**Exercise objective**
Filter the entries below, keeping only lines with the word "them".

**Input data**
↓
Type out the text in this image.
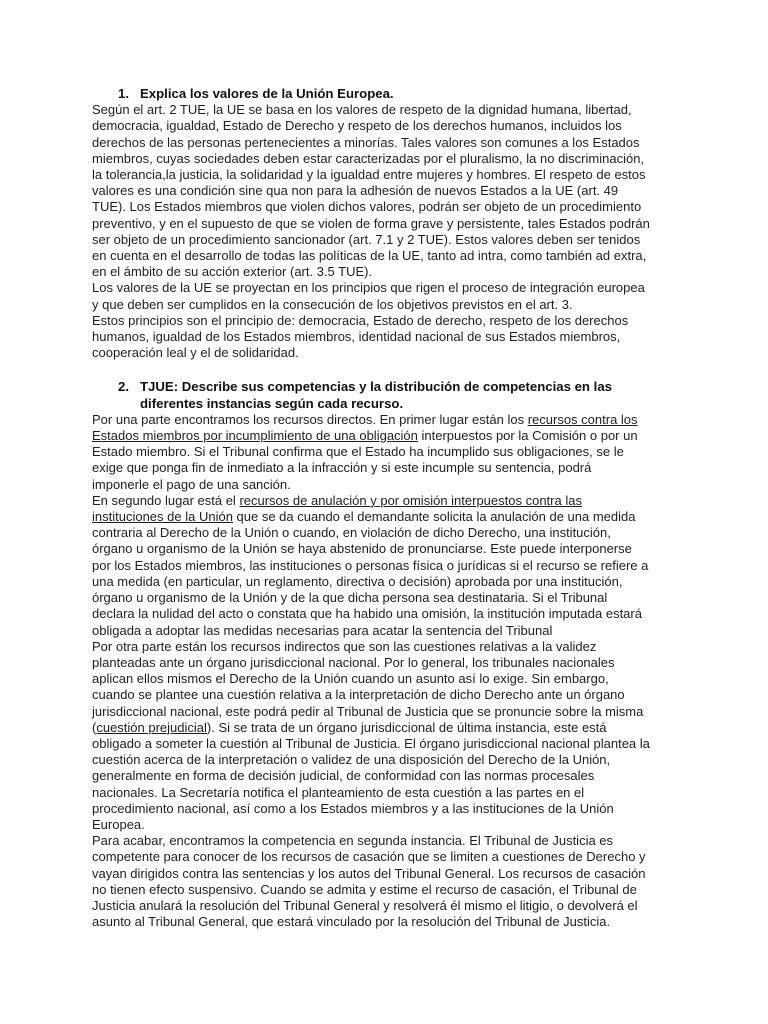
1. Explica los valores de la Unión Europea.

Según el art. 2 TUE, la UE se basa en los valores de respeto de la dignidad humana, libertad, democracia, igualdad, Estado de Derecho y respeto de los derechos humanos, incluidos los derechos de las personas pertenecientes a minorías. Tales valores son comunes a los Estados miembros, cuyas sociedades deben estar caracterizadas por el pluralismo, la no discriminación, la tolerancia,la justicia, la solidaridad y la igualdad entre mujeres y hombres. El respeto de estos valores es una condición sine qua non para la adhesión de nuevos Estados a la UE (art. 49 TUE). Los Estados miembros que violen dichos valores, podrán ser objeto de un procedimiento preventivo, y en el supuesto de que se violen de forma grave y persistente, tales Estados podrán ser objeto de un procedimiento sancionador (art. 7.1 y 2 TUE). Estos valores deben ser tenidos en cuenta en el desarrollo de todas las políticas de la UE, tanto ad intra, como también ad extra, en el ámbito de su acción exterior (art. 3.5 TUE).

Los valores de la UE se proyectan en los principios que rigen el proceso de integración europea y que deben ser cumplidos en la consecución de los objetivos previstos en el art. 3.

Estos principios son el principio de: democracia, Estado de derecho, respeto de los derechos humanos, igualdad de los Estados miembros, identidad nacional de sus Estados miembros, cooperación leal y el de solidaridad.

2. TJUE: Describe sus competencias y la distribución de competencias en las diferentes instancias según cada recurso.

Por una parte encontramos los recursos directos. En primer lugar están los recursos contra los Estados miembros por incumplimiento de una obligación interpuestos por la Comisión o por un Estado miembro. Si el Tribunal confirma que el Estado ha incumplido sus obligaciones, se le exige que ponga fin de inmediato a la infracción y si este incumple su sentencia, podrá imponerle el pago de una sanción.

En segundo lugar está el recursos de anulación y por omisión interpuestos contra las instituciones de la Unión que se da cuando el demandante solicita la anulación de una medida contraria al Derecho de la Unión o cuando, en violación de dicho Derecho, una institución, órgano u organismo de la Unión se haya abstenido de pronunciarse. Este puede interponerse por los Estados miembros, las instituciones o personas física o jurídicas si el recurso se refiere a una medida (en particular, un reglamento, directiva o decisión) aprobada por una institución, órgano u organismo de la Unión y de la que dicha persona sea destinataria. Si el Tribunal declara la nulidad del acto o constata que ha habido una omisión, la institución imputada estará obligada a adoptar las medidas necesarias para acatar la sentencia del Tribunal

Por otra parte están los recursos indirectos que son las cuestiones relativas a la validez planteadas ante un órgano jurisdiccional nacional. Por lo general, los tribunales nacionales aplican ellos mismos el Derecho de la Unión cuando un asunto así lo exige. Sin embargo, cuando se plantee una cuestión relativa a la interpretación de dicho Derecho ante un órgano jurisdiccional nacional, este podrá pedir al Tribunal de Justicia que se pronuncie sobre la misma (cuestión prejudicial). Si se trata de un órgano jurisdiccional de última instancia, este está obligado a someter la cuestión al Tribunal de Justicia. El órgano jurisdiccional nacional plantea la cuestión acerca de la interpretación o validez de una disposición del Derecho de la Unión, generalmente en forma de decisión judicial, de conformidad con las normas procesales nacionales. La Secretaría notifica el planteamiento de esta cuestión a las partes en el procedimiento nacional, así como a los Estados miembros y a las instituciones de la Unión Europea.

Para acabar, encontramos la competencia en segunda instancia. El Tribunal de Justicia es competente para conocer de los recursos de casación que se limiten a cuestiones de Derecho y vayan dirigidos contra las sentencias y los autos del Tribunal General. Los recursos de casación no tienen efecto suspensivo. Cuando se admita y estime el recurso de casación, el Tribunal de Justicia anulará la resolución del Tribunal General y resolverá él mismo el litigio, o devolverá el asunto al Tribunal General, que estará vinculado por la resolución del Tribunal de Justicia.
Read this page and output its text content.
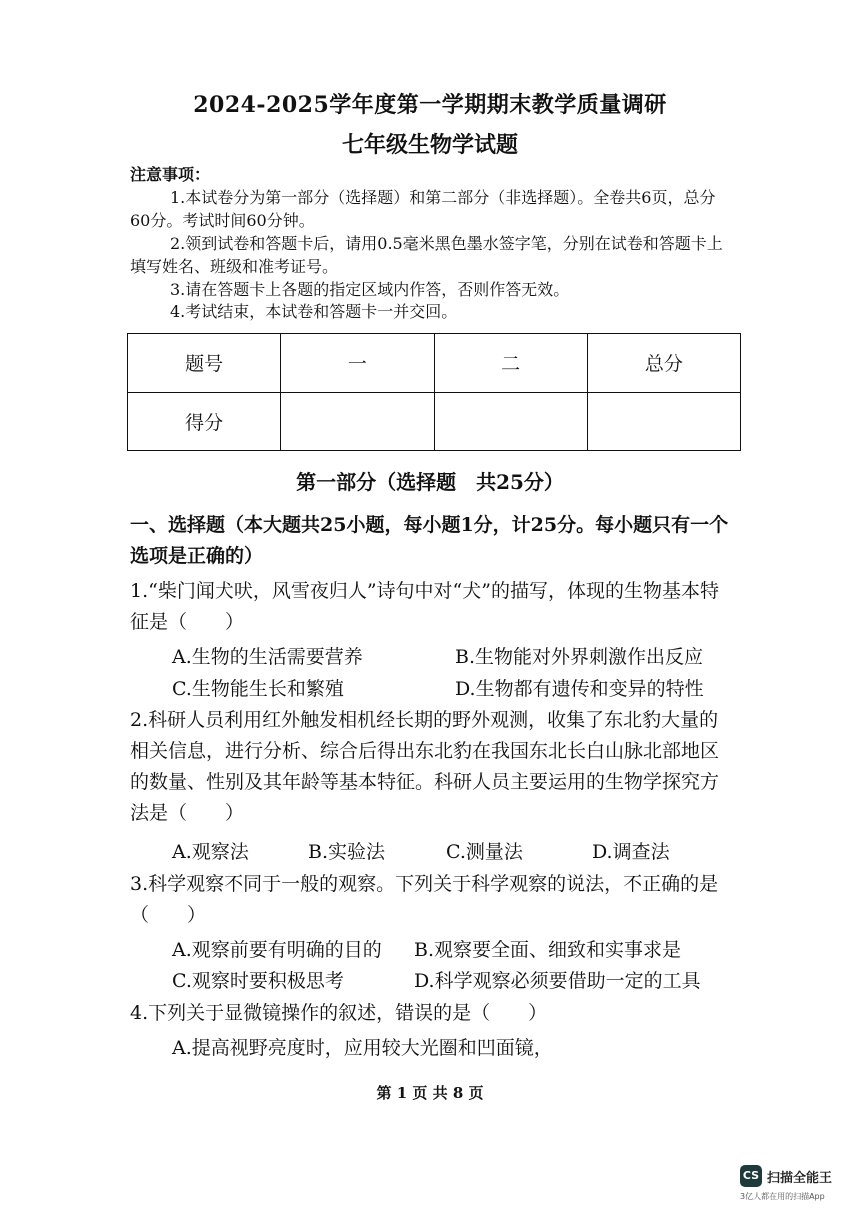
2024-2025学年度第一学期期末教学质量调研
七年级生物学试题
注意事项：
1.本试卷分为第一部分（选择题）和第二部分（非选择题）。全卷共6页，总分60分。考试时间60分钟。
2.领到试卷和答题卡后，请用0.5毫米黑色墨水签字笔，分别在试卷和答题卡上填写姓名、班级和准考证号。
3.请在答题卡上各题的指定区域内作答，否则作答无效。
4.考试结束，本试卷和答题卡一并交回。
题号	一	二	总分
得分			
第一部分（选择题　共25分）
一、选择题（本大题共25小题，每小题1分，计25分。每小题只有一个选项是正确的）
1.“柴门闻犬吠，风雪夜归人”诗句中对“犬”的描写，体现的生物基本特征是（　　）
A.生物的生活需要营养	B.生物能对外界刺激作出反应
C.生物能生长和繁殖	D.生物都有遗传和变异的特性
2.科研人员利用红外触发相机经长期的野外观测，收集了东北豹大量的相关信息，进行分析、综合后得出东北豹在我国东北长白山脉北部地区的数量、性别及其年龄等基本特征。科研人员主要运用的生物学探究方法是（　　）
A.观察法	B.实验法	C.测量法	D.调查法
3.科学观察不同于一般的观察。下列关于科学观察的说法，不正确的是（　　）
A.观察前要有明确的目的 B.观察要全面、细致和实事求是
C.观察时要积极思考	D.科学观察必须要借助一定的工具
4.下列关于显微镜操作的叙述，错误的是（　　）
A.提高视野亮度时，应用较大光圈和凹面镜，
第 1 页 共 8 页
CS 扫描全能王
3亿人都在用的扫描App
↑
↓
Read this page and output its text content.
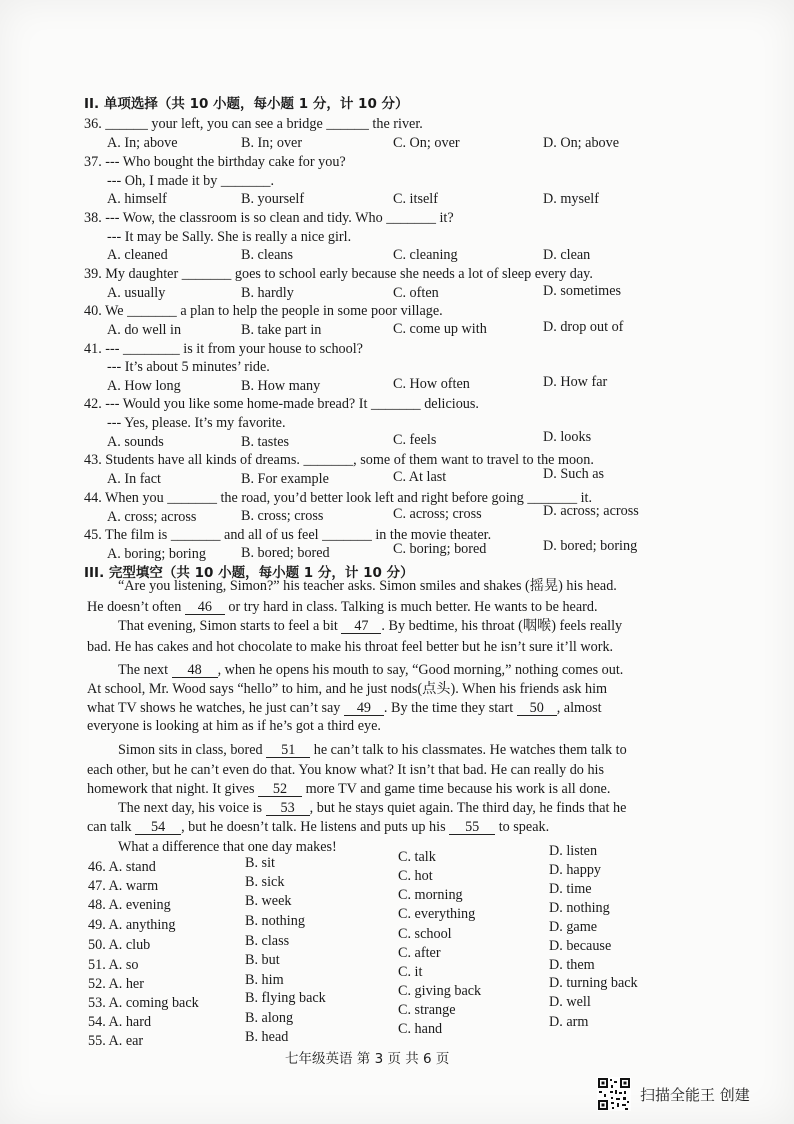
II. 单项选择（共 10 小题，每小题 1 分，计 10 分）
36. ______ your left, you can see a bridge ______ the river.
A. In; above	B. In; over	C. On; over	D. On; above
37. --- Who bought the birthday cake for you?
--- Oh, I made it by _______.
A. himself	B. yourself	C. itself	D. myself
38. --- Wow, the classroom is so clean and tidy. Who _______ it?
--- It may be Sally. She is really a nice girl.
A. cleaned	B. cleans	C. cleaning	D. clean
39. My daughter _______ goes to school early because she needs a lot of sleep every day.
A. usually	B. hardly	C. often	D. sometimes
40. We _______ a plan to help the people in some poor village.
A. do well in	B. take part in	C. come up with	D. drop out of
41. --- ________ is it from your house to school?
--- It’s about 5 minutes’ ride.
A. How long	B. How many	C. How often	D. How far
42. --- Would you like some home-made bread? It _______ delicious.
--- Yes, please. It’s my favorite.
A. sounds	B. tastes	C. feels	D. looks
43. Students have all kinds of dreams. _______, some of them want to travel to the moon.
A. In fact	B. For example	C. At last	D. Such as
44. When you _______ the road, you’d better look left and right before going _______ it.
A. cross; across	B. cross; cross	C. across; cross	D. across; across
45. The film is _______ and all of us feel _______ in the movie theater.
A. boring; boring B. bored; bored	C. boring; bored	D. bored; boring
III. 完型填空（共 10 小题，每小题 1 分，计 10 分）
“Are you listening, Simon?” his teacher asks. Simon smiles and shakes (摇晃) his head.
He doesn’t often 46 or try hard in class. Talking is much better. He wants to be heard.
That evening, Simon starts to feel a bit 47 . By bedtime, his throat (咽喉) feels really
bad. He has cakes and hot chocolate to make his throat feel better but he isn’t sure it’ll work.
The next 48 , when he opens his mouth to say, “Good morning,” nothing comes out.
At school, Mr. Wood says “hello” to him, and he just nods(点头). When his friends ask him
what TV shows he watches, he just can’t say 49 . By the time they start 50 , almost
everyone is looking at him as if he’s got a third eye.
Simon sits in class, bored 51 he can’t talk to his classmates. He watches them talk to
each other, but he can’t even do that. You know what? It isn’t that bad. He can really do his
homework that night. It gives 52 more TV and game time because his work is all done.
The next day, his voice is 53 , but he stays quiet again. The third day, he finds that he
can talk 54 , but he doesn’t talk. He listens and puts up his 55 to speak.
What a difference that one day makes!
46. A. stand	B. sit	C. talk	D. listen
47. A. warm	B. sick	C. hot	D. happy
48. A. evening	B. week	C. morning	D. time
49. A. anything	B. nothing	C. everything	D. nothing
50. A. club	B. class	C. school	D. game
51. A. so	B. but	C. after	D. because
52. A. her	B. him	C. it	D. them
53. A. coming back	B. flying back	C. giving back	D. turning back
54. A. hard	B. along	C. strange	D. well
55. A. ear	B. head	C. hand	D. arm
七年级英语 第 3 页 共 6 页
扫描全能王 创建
↑
↓
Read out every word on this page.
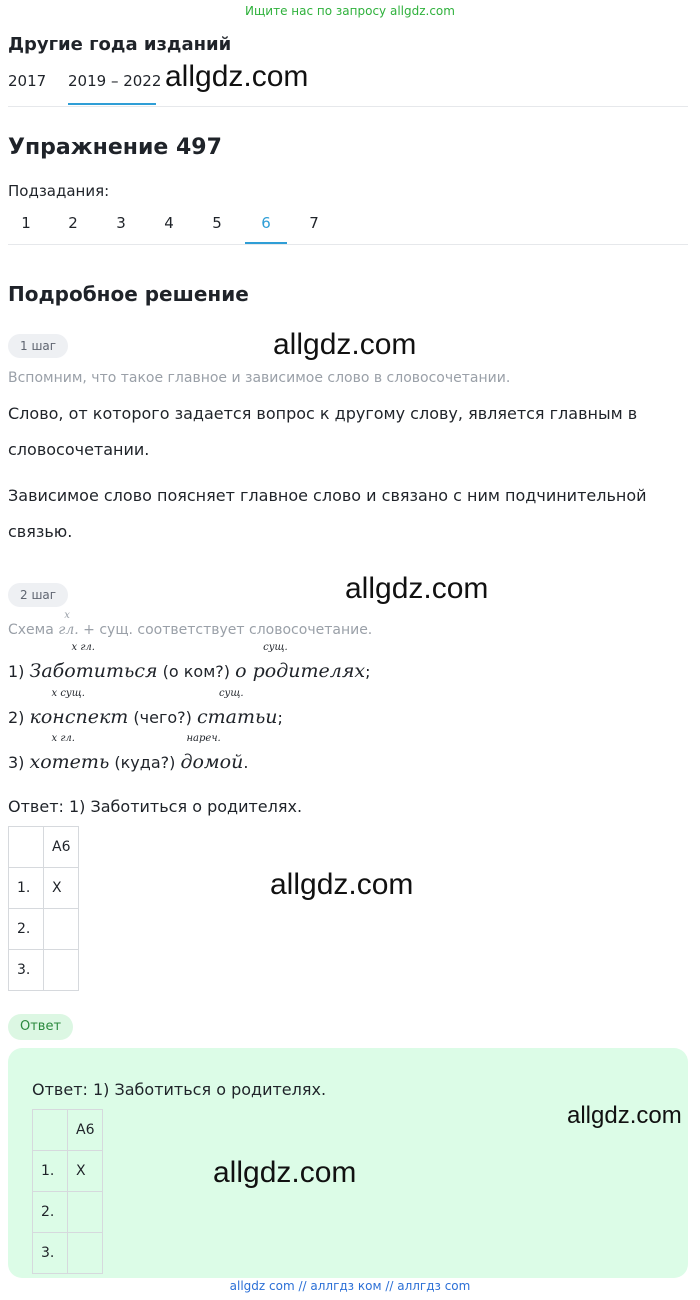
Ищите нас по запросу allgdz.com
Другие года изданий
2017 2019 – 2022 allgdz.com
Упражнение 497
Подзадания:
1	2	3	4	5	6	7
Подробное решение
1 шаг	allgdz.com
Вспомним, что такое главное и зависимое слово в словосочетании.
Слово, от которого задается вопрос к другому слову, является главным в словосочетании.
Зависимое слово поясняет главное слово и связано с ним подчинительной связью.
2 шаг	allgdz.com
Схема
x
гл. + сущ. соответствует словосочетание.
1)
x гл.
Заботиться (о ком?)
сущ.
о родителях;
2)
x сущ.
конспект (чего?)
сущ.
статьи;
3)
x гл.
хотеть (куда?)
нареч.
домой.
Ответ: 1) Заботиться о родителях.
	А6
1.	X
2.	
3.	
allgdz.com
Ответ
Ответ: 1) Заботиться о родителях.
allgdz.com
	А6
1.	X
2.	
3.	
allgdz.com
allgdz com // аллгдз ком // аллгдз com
↑
**Task output**
43. Students have all kinds of dreams. _______, some of them want to travel to the moon.
Simon sits in class, bored 51 he can’t talk to his classmates. He watches them talk to
52. A. her	B. him	C. it	D. them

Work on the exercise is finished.